### Exercise objective
Locate the lines that hold the string "Cras". Copy every such line.
------ Source material ------
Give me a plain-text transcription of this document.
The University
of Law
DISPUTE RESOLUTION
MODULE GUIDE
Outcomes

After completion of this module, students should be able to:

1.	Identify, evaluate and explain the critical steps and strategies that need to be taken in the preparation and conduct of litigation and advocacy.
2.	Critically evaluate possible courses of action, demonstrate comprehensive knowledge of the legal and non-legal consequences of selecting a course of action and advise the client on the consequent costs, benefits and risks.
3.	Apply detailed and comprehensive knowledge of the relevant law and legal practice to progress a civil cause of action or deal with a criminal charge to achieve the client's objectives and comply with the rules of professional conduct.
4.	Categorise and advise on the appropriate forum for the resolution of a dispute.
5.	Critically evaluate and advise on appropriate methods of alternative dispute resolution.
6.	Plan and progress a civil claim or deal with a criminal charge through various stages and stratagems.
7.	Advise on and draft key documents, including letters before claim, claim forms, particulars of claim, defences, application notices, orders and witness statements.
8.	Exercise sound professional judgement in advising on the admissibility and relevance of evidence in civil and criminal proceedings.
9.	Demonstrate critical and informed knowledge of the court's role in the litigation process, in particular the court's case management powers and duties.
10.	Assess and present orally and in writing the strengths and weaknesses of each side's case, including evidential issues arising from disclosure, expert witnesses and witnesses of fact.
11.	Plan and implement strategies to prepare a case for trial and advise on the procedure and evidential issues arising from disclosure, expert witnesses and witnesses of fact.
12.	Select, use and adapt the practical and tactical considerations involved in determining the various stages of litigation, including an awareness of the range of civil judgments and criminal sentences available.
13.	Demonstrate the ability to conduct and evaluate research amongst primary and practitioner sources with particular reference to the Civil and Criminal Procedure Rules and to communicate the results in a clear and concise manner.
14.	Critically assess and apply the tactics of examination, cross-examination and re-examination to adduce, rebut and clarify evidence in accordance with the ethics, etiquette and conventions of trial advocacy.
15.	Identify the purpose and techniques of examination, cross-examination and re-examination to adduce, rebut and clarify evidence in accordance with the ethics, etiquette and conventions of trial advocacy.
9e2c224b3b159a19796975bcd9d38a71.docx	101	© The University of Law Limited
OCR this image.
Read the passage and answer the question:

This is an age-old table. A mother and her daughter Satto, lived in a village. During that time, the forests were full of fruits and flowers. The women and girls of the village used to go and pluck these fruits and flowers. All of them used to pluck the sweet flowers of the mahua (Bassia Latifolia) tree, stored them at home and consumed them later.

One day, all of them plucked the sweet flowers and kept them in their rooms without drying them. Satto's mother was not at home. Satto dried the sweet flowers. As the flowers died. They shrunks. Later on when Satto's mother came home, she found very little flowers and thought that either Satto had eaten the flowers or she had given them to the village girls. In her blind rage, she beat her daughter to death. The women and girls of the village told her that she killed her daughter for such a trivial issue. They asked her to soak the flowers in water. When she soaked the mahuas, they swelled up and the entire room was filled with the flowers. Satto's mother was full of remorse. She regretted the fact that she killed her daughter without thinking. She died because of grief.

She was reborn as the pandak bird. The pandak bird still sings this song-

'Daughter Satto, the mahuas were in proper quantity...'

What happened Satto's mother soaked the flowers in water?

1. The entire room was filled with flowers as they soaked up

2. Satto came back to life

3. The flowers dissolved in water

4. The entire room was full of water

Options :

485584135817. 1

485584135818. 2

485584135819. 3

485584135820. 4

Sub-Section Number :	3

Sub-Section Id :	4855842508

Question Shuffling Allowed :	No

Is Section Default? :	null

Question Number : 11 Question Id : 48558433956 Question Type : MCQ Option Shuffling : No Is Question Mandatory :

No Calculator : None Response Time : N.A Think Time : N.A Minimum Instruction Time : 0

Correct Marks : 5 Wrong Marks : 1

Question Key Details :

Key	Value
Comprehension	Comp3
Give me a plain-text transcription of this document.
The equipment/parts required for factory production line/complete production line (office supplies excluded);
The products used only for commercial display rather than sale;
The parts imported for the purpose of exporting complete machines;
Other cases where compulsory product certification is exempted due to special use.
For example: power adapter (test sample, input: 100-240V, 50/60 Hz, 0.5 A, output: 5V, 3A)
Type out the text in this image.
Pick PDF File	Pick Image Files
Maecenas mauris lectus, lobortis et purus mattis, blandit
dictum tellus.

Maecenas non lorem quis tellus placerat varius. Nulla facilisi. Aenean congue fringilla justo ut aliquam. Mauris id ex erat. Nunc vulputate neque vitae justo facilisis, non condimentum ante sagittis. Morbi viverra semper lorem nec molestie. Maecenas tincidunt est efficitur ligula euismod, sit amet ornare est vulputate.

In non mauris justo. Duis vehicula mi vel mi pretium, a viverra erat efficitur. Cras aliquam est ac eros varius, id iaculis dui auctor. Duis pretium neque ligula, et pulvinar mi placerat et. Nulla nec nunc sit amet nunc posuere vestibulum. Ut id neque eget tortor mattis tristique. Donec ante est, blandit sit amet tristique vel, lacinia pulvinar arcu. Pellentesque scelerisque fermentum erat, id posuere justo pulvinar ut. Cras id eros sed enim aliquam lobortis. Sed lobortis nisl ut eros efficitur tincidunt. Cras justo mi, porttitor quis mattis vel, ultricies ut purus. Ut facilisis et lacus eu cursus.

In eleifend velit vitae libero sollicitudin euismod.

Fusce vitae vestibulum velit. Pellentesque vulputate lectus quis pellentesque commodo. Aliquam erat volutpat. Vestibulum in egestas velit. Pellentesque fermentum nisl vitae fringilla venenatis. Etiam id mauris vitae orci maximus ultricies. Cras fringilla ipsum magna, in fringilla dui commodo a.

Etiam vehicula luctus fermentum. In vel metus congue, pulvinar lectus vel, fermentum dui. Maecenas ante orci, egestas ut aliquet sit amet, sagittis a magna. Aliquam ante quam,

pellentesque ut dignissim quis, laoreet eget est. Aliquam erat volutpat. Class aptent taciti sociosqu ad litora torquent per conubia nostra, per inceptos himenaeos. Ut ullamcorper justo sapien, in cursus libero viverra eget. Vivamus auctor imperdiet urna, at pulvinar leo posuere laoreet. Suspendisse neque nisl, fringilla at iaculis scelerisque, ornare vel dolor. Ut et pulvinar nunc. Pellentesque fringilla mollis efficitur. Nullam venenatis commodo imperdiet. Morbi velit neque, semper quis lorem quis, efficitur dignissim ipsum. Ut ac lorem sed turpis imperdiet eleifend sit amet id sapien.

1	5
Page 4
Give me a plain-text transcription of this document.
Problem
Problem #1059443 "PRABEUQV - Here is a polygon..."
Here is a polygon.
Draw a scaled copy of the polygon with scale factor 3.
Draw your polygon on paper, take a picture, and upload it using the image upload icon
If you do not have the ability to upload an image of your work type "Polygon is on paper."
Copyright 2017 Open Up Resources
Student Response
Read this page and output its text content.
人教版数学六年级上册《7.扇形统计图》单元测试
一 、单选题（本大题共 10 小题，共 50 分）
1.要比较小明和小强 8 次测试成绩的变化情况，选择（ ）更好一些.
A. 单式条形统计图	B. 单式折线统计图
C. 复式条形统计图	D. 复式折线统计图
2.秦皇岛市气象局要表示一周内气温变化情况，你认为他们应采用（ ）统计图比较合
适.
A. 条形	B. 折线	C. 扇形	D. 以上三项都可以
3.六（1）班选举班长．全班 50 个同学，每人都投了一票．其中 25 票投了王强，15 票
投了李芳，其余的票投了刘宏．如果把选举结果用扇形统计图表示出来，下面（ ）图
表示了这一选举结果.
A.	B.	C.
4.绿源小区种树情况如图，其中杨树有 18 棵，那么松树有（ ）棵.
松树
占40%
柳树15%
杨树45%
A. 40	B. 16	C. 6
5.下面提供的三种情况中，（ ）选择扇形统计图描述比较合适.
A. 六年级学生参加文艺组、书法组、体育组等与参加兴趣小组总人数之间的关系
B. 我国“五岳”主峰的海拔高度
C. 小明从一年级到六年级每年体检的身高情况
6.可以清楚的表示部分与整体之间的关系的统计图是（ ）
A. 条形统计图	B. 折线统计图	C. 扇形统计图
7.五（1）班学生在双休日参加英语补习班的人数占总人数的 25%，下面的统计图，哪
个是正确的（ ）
------
### Task solution
In non mauris justo. Duis vehicula mi vel mi pretium, a viverra erat efficitur. Cras aliquam est ac eros varius, id iaculis dui auctor. Duis pretium neque ligula, et pulvinar mi placerat et. Nulla nec nunc sit amet nunc posuere vestibulum. Ut id neque eget tortor mattis tristique. Donec ante est, blandit sit amet tristique vel, lacinia pulvinar arcu. Pellentesque scelerisque fermentum erat, id posuere justo pulvinar ut. Cras id eros sed enim aliquam lobortis. Sed lobortis nisl ut eros efficitur tincidunt. Cras justo mi, porttitor quis mattis vel, ultricies ut purus. Ut facilisis et lacus eu cursus.
Fusce vitae vestibulum velit. Pellentesque vulputate lectus quis pellentesque commodo. Aliquam erat volutpat. Vestibulum in egestas velit. Pellentesque fermentum nisl vitae fringilla venenatis. Etiam id mauris vitae orci maximus ultricies. Cras fringilla ipsum magna, in fringilla dui commodo a.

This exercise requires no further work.